### Work to do
Exactly as written, please set down all of the entries again, with no pictures.

### The data

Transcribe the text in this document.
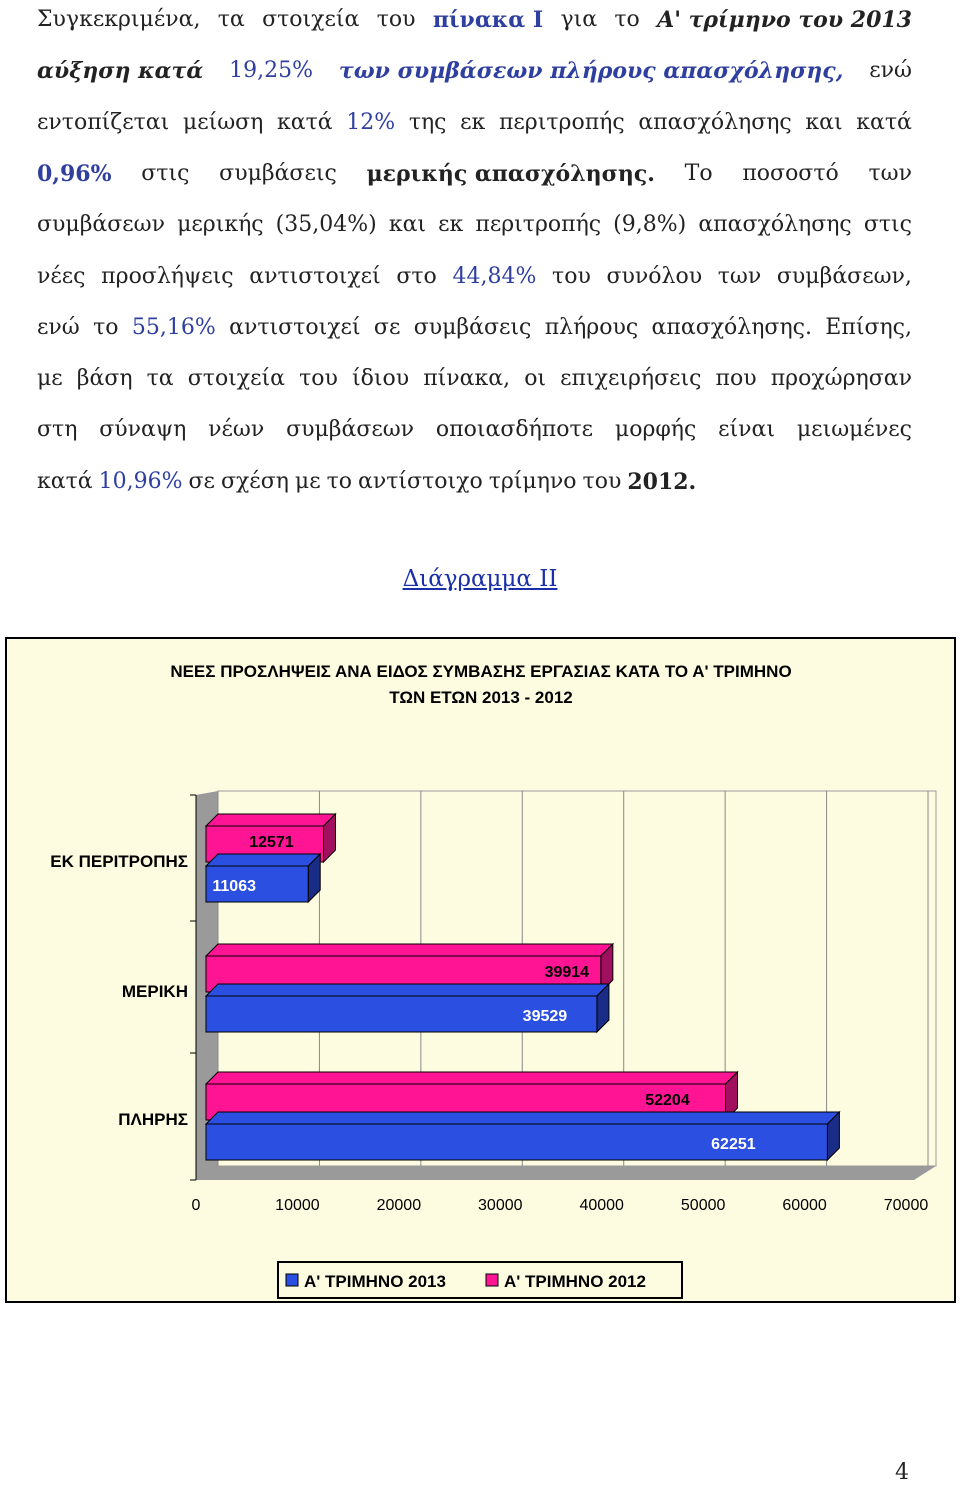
Συγκεκριμένα, τα στοιχεία του πίνακα Ι για το Α' τρίμηνο του 2013
αύξηση κατά 19,25% των συμβάσεων πλήρους απασχόλησης, ενώ
εντοπίζεται μείωση κατά 12% της εκ περιτροπής απασχόλησης και κατά
0,96% στις συμβάσεις μερικής απασχόλησης. Το ποσοστό των
συμβάσεων μερικής (35,04%) και εκ περιτροπής (9,8%) απασχόλησης στις
νέες προσλήψεις αντιστοιχεί στο 44,84% του συνόλου των συμβάσεων,
ενώ το 55,16% αντιστοιχεί σε συμβάσεις πλήρους απασχόλησης. Επίσης,
με βάση τα στοιχεία του ίδιου πίνακα, οι επιχειρήσεις που προχώρησαν
στη σύναψη νέων συμβάσεων οποιασδήποτε μορφής είναι μειωμένες
κατά 10,96% σε σχέση με το αντίστοιχο τρίμηνο του 2012.
Διάγραμμα ΙΙ
ΝΕΕΣ ΠΡΟΣΛΗΨΕΙΣ ΑΝΑ ΕΙΔΟΣ ΣΥΜΒΑΣΗΣ ΕΡΓΑΣΙΑΣ ΚΑΤΑ ΤΟ Α' ΤΡΙΜΗΝΟ
ΤΩΝ ΕΤΩΝ 2013 - 2012
12571
11063
ΕΚ ΠΕΡΙΤΡΟΠΗΣ
39914
39529
ΜΕΡΙΚΗ
52204
62251
ΠΛΗΡΗΣ
0	10000	20000	30000	40000	50000	60000	70000
Α' ΤΡΙΜΗΝΟ 2013	Α' ΤΡΙΜΗΝΟ 2012
4
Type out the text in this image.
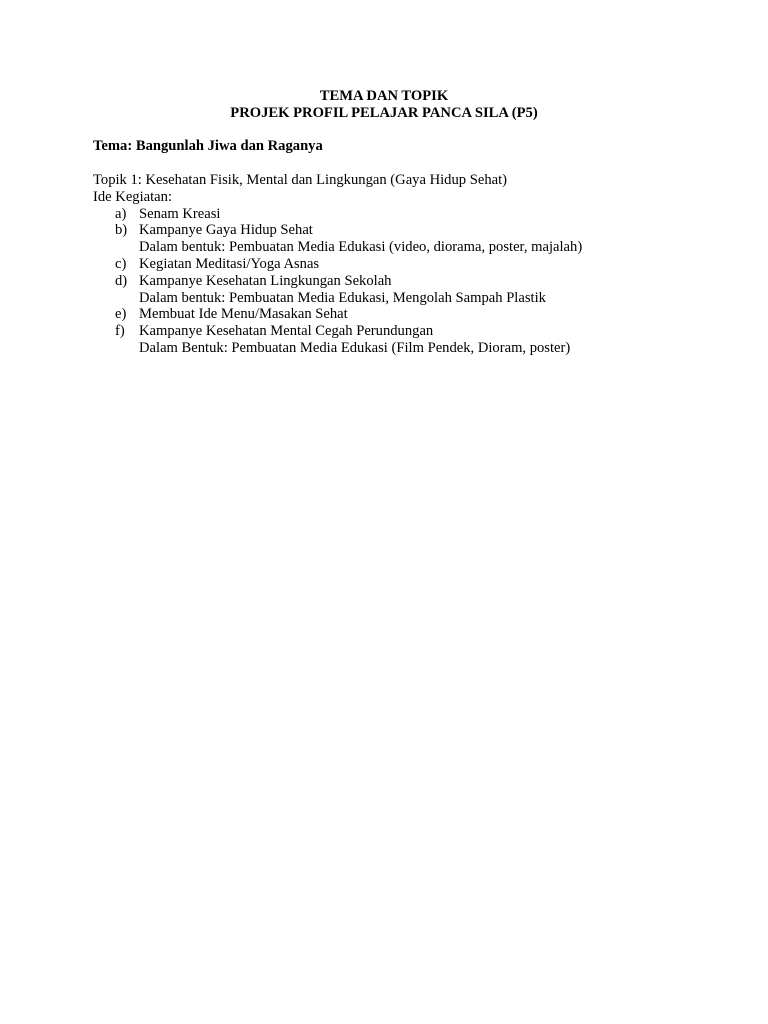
TEMA DAN TOPIK
PROJEK PROFIL PELAJAR PANCA SILA (P5)
Tema: Bangunlah Jiwa dan Raganya
Topik 1: Kesehatan Fisik, Mental dan Lingkungan (Gaya Hidup Sehat)
Ide Kegiatan:
a) Senam Kreasi
b) Kampanye Gaya Hidup Sehat
Dalam bentuk: Pembuatan Media Edukasi (video, diorama, poster, majalah)
c) Kegiatan Meditasi/Yoga Asnas
d) Kampanye Kesehatan Lingkungan Sekolah
Dalam bentuk: Pembuatan Media Edukasi, Mengolah Sampah Plastik
e) Membuat Ide Menu/Masakan Sehat
f) Kampanye Kesehatan Mental Cegah Perundungan
Dalam Bentuk: Pembuatan Media Edukasi (Film Pendek, Dioram, poster)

### Output for this task
Transcribe the text in this document.
Συγκεκριμένα, τα στοιχεία του πίνακα Ι για το Α' τρίμηνο του 2013
αύξηση κατά 19,25% των συμβάσεων πλήρους απασχόλησης, ενώ
εντοπίζεται μείωση κατά 12% της εκ περιτροπής απασχόλησης και κατά
0,96% στις συμβάσεις μερικής απασχόλησης. Το ποσοστό των
συμβάσεων μερικής (35,04%) και εκ περιτροπής (9,8%) απασχόλησης στις
νέες προσλήψεις αντιστοιχεί στο 44,84% του συνόλου των συμβάσεων,
ενώ το 55,16% αντιστοιχεί σε συμβάσεις πλήρους απασχόλησης. Επίσης,
με βάση τα στοιχεία του ίδιου πίνακα, οι επιχειρήσεις που προχώρησαν
στη σύναψη νέων συμβάσεων οποιασδήποτε μορφής είναι μειωμένες
κατά 10,96% σε σχέση με το αντίστοιχο τρίμηνο του 2012.
Διάγραμμα ΙΙ
ΝΕΕΣ ΠΡΟΣΛΗΨΕΙΣ ΑΝΑ ΕΙΔΟΣ ΣΥΜΒΑΣΗΣ ΕΡΓΑΣΙΑΣ ΚΑΤΑ ΤΟ Α' ΤΡΙΜΗΝΟ
ΤΩΝ ΕΤΩΝ 2013 - 2012
12571
11063
ΕΚ ΠΕΡΙΤΡΟΠΗΣ
39914
39529
ΜΕΡΙΚΗ
52204
62251
ΠΛΗΡΗΣ
0	10000	20000	30000	40000	50000	60000	70000
Α' ΤΡΙΜΗΝΟ 2013	Α' ΤΡΙΜΗΝΟ 2012
4
Type out the text in this image.
TEMA DAN TOPIK
PROJEK PROFIL PELAJAR PANCA SILA (P5)
Tema: Bangunlah Jiwa dan Raganya
Topik 1: Kesehatan Fisik, Mental dan Lingkungan (Gaya Hidup Sehat)
Ide Kegiatan:
a) Senam Kreasi
b) Kampanye Gaya Hidup Sehat
Dalam bentuk: Pembuatan Media Edukasi (video, diorama, poster, majalah)
c) Kegiatan Meditasi/Yoga Asnas
d) Kampanye Kesehatan Lingkungan Sekolah
Dalam bentuk: Pembuatan Media Edukasi, Mengolah Sampah Plastik
e) Membuat Ide Menu/Masakan Sehat
f) Kampanye Kesehatan Mental Cegah Perundungan
Dalam Bentuk: Pembuatan Media Edukasi (Film Pendek, Dioram, poster)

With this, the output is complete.